__DIRECTIVE__
Retype the complete listing exactly as it appears.

****

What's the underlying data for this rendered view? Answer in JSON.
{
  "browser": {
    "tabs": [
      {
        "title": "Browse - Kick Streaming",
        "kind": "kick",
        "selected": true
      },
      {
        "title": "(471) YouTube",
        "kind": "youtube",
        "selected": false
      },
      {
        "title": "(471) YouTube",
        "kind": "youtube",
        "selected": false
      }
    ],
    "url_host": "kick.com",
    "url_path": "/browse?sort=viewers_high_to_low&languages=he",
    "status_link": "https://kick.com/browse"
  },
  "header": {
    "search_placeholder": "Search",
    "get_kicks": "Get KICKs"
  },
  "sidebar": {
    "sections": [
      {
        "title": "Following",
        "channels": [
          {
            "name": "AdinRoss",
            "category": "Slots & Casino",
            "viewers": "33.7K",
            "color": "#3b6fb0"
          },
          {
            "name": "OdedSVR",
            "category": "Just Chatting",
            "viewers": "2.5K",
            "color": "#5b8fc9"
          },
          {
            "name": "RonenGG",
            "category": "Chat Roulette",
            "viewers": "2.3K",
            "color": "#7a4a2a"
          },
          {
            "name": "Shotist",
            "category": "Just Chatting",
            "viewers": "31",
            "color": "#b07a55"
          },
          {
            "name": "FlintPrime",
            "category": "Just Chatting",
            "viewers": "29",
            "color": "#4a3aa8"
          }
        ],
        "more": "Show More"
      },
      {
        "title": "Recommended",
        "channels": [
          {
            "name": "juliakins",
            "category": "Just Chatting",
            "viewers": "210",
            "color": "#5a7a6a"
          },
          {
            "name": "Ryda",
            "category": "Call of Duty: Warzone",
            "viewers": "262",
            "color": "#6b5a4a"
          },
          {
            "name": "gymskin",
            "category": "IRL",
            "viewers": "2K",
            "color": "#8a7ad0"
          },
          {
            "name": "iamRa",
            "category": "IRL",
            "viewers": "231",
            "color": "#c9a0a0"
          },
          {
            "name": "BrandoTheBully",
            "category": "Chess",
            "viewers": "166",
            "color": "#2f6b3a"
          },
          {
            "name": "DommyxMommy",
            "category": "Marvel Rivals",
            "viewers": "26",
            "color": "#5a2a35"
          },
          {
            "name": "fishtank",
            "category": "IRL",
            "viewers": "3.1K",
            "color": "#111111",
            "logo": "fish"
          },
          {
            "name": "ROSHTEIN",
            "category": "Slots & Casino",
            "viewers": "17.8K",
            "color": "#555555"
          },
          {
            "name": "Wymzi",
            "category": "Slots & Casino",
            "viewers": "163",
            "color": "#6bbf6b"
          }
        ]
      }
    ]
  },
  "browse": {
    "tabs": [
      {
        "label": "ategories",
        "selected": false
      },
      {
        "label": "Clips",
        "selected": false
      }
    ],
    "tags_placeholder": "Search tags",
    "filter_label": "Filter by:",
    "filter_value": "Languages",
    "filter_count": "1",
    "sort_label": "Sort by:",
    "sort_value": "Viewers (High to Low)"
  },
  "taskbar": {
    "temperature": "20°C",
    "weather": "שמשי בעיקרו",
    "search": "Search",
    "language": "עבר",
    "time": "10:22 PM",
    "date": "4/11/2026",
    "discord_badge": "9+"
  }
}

****

__FULL OUTPUT__
What's the underlying data for this rendered view? Answer in JSON.
{
  "browser": {
    "tabs": [
      {
        "title": "Browse - Kick Streaming",
        "kind": "kick",
        "selected": true
      },
      {
        "title": "(471) YouTube",
        "kind": "youtube",
        "selected": false
      },
      {
        "title": "(471) YouTube",
        "kind": "youtube",
        "selected": false
      }
    ],
    "url_host": "kick.com",
    "url_path": "/browse?sort=viewers_high_to_low&languages=he",
    "status_link": "https://kick.com/browse"
  },
  "header": {
    "search_placeholder": "Search",
    "get_kicks": "Get KICKs"
  },
  "sidebar": {
    "sections": [
      {
        "title": "Following",
        "channels": [
          {
            "name": "AdinRoss",
            "category": "Slots & Casino",
            "viewers": "33.7K",
            "color": "#3b6fb0"
          },
          {
            "name": "OdedSVR",
            "category": "Just Chatting",
            "viewers": "2.5K",
            "color": "#5b8fc9"
          },
          {
            "name": "RonenGG",
            "category": "Chat Roulette",
            "viewers": "2.3K",
            "color": "#7a4a2a"
          },
          {
            "name": "Shotist",
            "category": "Just Chatting",
            "viewers": "31",
            "color": "#b07a55"
          },
          {
            "name": "FlintPrime",
            "category": "Just Chatting",
            "viewers": "29",
            "color": "#4a3aa8"
          }
        ],
        "more": "Show More"
      },
      {
        "title": "Recommended",
        "channels": [
          {
            "name": "juliakins",
            "category": "Just Chatting",
            "viewers": "210",
            "color": "#5a7a6a"
          },
          {
            "name": "Ryda",
            "category": "Call of Duty: Warzone",
            "viewers": "262",
            "color": "#6b5a4a"
          },
          {
            "name": "gymskin",
            "category": "IRL",
            "viewers": "2K",
            "color": "#8a7ad0"
          },
          {
            "name": "iamRa",
            "category": "IRL",
            "viewers": "231",
            "color": "#c9a0a0"
          },
          {
            "name": "BrandoTheBully",
            "category": "Chess",
            "viewers": "166",
            "color": "#2f6b3a"
          },
          {
            "name": "DommyxMommy",
            "category": "Marvel Rivals",
            "viewers": "26",
            "color": "#5a2a35"
          },
          {
            "name": "fishtank",
            "category": "IRL",
            "viewers": "3.1K",
            "color": "#111111",
            "logo": "fish"
          },
          {
            "name": "ROSHTEIN",
            "category": "Slots & Casino",
            "viewers": "17.8K",
            "color": "#555555"
          },
          {
            "name": "Wymzi",
            "category": "Slots & Casino",
            "viewers": "163",
            "color": "#6bbf6b"
          }
        ]
      }
    ]
  },
  "browse": {
    "tabs": [
      {
        "label": "ategories",
        "selected": false
      },
      {
        "label": "Clips",
        "selected": false
      }
    ],
    "tags_placeholder": "Search tags",
    "filter_label": "Filter by:",
    "filter_value": "Languages",
    "filter_count": "1",
    "sort_label": "Sort by:",
    "sort_value": "Viewers (High to Low)"
  },
  "taskbar": {
    "temperature": "20°C",
    "weather": "שמשי בעיקרו",
    "search": "Search",
    "language": "עבר",
    "time": "10:22 PM",
    "date": "4/11/2026",
    "discord_badge": "9+"
  }
}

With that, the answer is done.